Exercise: Repeat the records below exactly.

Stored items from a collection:
-*-
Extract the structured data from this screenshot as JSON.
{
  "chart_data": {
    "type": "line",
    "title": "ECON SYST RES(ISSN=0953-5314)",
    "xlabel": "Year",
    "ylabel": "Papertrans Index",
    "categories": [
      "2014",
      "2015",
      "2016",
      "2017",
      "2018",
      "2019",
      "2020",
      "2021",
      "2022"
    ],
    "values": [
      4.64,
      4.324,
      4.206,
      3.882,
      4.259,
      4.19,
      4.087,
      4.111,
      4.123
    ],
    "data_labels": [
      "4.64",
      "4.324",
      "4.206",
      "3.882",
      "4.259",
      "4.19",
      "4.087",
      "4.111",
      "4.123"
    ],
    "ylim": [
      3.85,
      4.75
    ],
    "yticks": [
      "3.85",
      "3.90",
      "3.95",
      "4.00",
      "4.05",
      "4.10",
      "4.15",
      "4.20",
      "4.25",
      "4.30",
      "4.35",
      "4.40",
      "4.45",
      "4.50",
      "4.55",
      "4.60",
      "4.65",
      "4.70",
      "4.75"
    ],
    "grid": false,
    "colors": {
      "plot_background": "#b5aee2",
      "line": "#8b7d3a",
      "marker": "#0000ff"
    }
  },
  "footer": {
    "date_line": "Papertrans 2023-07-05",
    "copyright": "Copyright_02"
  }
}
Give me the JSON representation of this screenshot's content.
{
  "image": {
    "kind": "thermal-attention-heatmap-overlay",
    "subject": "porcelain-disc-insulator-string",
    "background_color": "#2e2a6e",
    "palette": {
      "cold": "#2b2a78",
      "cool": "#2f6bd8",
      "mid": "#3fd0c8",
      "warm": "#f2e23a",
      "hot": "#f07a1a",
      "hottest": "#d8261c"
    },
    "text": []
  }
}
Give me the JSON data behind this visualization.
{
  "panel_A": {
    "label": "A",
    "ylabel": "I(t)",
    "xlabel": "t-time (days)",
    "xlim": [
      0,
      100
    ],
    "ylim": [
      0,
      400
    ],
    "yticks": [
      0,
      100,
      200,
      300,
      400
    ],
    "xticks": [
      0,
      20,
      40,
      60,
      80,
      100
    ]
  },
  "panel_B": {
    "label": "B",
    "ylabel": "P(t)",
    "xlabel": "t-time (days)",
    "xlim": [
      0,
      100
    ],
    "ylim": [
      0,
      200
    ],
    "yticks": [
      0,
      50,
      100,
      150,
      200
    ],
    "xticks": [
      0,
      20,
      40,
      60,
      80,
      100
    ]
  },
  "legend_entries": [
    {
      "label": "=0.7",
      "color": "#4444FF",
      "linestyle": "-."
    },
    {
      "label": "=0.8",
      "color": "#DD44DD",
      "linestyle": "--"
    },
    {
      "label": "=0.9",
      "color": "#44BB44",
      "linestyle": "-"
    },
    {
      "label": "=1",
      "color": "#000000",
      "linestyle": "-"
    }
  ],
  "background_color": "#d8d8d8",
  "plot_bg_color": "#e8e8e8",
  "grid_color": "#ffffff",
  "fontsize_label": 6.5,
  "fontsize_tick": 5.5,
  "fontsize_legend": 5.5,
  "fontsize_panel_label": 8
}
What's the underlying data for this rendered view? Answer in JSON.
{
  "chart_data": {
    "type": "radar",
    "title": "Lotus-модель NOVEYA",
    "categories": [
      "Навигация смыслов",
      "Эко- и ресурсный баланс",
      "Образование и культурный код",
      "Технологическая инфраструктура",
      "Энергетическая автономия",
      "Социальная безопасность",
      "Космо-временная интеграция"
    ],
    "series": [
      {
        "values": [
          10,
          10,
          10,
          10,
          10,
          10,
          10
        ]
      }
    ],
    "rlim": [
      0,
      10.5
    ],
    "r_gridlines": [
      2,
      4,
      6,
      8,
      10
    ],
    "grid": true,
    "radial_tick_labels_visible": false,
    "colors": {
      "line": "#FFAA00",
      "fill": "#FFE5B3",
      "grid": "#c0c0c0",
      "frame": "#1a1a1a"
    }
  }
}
-*-
Solved exercise:
Extract the structured data from this screenshot as JSON.
{
  "chart_data": {
    "type": "line",
    "title": "ECON SYST RES(ISSN=0953-5314)",
    "xlabel": "Year",
    "ylabel": "Papertrans Index",
    "categories": [
      "2014",
      "2015",
      "2016",
      "2017",
      "2018",
      "2019",
      "2020",
      "2021",
      "2022"
    ],
    "values": [
      4.64,
      4.324,
      4.206,
      3.882,
      4.259,
      4.19,
      4.087,
      4.111,
      4.123
    ],
    "data_labels": [
      "4.64",
      "4.324",
      "4.206",
      "3.882",
      "4.259",
      "4.19",
      "4.087",
      "4.111",
      "4.123"
    ],
    "ylim": [
      3.85,
      4.75
    ],
    "yticks": [
      "3.85",
      "3.90",
      "3.95",
      "4.00",
      "4.05",
      "4.10",
      "4.15",
      "4.20",
      "4.25",
      "4.30",
      "4.35",
      "4.40",
      "4.45",
      "4.50",
      "4.55",
      "4.60",
      "4.65",
      "4.70",
      "4.75"
    ],
    "grid": false,
    "colors": {
      "plot_background": "#b5aee2",
      "line": "#8b7d3a",
      "marker": "#0000ff"
    }
  },
  "footer": {
    "date_line": "Papertrans 2023-07-05",
    "copyright": "Copyright_02"
  }
}
Give me the JSON representation of this screenshot's content.
{
  "image": {
    "kind": "thermal-attention-heatmap-overlay",
    "subject": "porcelain-disc-insulator-string",
    "background_color": "#2e2a6e",
    "palette": {
      "cold": "#2b2a78",
      "cool": "#2f6bd8",
      "mid": "#3fd0c8",
      "warm": "#f2e23a",
      "hot": "#f07a1a",
      "hottest": "#d8261c"
    },
    "text": []
  }
}
Give me the JSON data behind this visualization.
{
  "panel_A": {
    "label": "A",
    "ylabel": "I(t)",
    "xlabel": "t-time (days)",
    "xlim": [
      0,
      100
    ],
    "ylim": [
      0,
      400
    ],
    "yticks": [
      0,
      100,
      200,
      300,
      400
    ],
    "xticks": [
      0,
      20,
      40,
      60,
      80,
      100
    ]
  },
  "panel_B": {
    "label": "B",
    "ylabel": "P(t)",
    "xlabel": "t-time (days)",
    "xlim": [
      0,
      100
    ],
    "ylim": [
      0,
      200
    ],
    "yticks": [
      0,
      50,
      100,
      150,
      200
    ],
    "xticks": [
      0,
      20,
      40,
      60,
      80,
      100
    ]
  },
  "legend_entries": [
    {
      "label": "=0.7",
      "color": "#4444FF",
      "linestyle": "-."
    },
    {
      "label": "=0.8",
      "color": "#DD44DD",
      "linestyle": "--"
    },
    {
      "label": "=0.9",
      "color": "#44BB44",
      "linestyle": "-"
    },
    {
      "label": "=1",
      "color": "#000000",
      "linestyle": "-"
    }
  ],
  "background_color": "#d8d8d8",
  "plot_bg_color": "#e8e8e8",
  "grid_color": "#ffffff",
  "fontsize_label": 6.5,
  "fontsize_tick": 5.5,
  "fontsize_legend": 5.5,
  "fontsize_panel_label": 8
}
What's the underlying data for this rendered view? Answer in JSON.
{
  "chart_data": {
    "type": "radar",
    "title": "Lotus-модель NOVEYA",
    "categories": [
      "Навигация смыслов",
      "Эко- и ресурсный баланс",
      "Образование и культурный код",
      "Технологическая инфраструктура",
      "Энергетическая автономия",
      "Социальная безопасность",
      "Космо-временная интеграция"
    ],
    "series": [
      {
        "values": [
          10,
          10,
          10,
          10,
          10,
          10,
          10
        ]
      }
    ],
    "rlim": [
      0,
      10.5
    ],
    "r_gridlines": [
      2,
      4,
      6,
      8,
      10
    ],
    "grid": true,
    "radial_tick_labels_visible": false,
    "colors": {
      "line": "#FFAA00",
      "fill": "#FFE5B3",
      "grid": "#c0c0c0",
      "frame": "#1a1a1a"
    }
  }
}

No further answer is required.